Retype the records verbatim, from their first line through the line containing "chevron-down-icon: ▼: [672, 367, 681, 378]", including both of those lines.

=====

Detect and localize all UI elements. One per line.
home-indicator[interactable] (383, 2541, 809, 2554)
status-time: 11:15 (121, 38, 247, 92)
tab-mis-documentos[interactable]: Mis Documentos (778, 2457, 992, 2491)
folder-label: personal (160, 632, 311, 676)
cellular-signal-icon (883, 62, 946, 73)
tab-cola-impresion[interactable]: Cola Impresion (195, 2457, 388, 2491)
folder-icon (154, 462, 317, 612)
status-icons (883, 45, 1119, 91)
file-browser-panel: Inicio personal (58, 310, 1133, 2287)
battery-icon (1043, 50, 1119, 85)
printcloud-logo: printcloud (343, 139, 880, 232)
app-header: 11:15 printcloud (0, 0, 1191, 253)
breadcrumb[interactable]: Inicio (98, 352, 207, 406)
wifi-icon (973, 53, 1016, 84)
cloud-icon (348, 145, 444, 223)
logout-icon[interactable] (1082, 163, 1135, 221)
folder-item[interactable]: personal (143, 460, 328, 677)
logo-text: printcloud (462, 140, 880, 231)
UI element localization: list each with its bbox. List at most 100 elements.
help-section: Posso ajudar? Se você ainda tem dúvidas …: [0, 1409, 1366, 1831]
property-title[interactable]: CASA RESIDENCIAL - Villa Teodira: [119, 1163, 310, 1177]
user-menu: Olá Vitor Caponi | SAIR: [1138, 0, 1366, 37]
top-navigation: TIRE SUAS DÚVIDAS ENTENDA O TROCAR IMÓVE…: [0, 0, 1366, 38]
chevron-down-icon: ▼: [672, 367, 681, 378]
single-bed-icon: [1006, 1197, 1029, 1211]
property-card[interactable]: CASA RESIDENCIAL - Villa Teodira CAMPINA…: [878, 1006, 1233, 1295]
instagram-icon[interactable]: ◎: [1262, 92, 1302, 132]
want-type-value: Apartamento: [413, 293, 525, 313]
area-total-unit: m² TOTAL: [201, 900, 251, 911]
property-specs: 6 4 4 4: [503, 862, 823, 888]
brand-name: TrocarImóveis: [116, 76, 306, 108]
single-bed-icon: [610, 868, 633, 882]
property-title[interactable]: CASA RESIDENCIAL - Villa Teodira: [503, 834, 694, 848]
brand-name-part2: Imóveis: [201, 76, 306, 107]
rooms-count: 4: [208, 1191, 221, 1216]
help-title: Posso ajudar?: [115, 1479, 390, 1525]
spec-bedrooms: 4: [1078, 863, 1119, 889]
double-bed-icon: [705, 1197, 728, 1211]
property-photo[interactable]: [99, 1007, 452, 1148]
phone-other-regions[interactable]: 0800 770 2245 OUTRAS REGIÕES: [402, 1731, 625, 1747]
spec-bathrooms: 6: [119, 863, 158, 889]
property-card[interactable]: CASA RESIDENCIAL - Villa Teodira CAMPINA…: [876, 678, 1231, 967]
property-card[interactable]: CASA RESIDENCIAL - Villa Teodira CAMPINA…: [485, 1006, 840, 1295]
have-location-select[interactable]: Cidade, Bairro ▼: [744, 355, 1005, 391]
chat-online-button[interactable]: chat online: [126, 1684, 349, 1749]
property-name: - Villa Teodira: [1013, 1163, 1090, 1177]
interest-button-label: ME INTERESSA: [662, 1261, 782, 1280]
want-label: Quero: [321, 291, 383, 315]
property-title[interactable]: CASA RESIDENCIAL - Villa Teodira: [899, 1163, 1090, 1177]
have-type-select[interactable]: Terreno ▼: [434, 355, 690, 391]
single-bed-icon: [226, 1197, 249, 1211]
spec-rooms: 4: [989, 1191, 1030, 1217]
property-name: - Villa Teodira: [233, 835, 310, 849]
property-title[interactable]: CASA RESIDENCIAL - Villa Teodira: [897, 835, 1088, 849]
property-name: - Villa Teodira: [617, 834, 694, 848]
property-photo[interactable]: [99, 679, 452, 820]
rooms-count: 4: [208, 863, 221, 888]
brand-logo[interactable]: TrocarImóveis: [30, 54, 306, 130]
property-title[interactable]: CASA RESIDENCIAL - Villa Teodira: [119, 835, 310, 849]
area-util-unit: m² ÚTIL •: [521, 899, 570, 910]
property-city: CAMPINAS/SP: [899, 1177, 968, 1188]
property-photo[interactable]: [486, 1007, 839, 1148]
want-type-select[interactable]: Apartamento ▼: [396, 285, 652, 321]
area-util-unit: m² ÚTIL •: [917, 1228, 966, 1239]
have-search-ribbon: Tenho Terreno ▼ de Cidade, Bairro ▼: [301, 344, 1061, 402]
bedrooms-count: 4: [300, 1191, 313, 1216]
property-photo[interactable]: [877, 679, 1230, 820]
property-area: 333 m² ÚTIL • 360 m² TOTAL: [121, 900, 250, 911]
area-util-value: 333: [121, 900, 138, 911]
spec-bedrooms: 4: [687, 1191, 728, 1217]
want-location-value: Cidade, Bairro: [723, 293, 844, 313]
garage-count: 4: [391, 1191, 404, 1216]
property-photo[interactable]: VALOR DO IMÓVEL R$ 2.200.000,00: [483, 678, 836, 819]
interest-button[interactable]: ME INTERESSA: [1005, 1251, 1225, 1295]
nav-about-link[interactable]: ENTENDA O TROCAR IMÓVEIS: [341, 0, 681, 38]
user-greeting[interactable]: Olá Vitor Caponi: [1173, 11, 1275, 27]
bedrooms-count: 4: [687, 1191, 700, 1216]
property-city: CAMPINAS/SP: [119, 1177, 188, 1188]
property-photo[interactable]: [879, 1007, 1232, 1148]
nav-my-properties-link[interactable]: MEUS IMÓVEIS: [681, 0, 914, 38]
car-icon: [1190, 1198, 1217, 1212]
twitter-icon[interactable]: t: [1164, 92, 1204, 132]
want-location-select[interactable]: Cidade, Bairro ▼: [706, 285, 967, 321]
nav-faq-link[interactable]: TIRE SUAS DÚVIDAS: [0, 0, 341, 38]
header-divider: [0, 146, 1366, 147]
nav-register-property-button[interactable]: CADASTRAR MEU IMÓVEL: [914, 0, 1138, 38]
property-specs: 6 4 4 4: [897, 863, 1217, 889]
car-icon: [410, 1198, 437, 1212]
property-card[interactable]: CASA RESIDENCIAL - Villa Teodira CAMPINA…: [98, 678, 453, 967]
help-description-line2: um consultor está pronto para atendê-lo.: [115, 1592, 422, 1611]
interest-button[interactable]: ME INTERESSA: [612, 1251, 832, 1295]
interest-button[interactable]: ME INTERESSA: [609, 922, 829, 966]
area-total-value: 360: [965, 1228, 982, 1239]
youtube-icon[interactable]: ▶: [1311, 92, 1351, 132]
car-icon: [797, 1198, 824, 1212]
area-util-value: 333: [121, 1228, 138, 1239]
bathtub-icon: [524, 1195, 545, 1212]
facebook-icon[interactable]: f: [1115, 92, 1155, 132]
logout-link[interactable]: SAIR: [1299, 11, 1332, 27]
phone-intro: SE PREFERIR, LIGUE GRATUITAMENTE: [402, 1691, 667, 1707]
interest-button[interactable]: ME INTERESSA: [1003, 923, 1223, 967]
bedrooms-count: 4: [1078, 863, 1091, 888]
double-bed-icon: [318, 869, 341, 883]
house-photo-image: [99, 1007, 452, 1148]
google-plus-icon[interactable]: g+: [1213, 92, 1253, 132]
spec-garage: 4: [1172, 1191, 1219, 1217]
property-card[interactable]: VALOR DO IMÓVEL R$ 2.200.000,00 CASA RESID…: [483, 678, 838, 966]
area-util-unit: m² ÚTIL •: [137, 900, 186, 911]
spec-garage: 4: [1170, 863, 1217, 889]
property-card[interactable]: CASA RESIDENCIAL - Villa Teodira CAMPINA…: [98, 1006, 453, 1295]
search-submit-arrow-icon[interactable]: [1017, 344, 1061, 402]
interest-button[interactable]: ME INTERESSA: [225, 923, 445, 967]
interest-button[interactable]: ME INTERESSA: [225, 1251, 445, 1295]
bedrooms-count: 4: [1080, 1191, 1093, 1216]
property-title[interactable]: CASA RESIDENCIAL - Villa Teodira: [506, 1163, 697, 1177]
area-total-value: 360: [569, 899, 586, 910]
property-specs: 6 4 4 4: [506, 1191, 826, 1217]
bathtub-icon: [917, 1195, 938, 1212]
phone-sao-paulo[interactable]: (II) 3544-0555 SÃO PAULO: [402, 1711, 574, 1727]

=====

FULL ANSWER –
Detect and localize all UI elements. One per line.
home-indicator[interactable] (383, 2541, 809, 2554)
status-time: 11:15 (121, 38, 247, 92)
tab-mis-documentos[interactable]: Mis Documentos (778, 2457, 992, 2491)
folder-label: personal (160, 632, 311, 676)
cellular-signal-icon (883, 62, 946, 73)
tab-cola-impresion[interactable]: Cola Impresion (195, 2457, 388, 2491)
folder-icon (154, 462, 317, 612)
status-icons (883, 45, 1119, 91)
file-browser-panel: Inicio personal (58, 310, 1133, 2287)
battery-icon (1043, 50, 1119, 85)
printcloud-logo: printcloud (343, 139, 880, 232)
app-header: 11:15 printcloud (0, 0, 1191, 253)
breadcrumb[interactable]: Inicio (98, 352, 207, 406)
wifi-icon (973, 53, 1016, 84)
cloud-icon (348, 145, 444, 223)
logout-icon[interactable] (1082, 163, 1135, 221)
folder-item[interactable]: personal (143, 460, 328, 677)
logo-text: printcloud (462, 140, 880, 231)
UI element localization: list each with its bbox. List at most 100 elements.
help-section: Posso ajudar? Se você ainda tem dúvidas …: [0, 1409, 1366, 1831]
property-title[interactable]: CASA RESIDENCIAL - Villa Teodira: [119, 1163, 310, 1177]
user-menu: Olá Vitor Caponi | SAIR: [1138, 0, 1366, 37]
top-navigation: TIRE SUAS DÚVIDAS ENTENDA O TROCAR IMÓVE…: [0, 0, 1366, 38]
chevron-down-icon: ▼: [672, 367, 681, 378]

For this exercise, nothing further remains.